**Goal of the exercise:**
Determine how many lines contain the string "content". Respond with that number and nothing more.

**Data excerpts:**
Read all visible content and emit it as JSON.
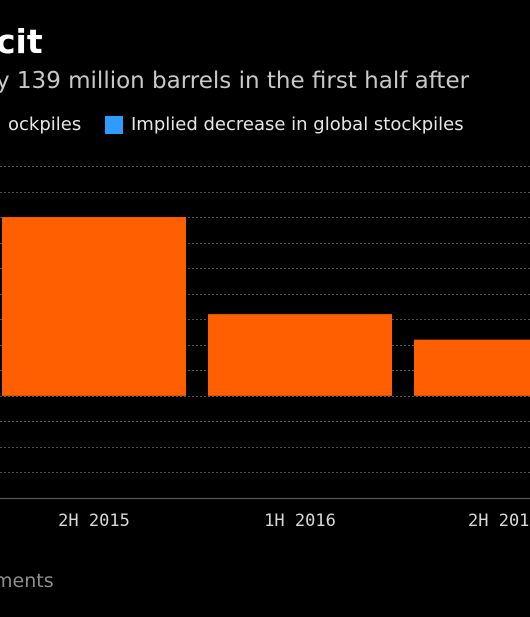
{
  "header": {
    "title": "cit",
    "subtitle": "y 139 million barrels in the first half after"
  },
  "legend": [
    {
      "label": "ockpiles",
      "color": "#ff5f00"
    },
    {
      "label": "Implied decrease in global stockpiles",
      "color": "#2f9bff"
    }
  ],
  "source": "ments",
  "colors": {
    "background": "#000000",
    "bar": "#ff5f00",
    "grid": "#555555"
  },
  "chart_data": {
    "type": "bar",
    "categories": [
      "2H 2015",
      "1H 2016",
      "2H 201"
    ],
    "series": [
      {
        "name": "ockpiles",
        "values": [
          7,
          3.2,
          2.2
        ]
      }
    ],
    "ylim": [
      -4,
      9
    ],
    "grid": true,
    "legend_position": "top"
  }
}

* * *

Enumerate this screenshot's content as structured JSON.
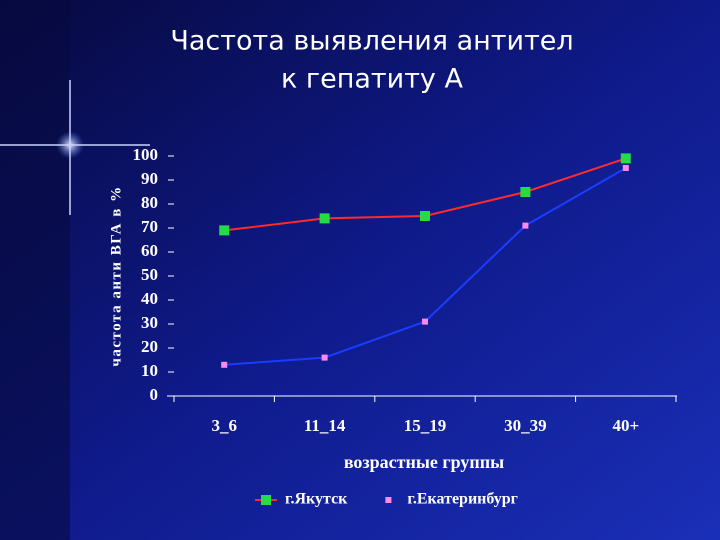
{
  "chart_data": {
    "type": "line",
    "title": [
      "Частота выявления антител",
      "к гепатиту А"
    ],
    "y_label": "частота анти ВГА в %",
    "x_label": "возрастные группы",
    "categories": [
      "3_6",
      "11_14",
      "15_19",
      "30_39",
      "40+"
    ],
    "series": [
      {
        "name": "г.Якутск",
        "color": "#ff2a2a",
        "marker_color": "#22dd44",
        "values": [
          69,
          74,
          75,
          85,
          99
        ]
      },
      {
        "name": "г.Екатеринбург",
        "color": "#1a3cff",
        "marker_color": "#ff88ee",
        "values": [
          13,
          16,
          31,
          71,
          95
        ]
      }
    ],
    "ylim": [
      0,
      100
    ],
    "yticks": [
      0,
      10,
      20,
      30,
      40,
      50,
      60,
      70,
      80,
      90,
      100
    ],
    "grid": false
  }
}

**Complete response:**
2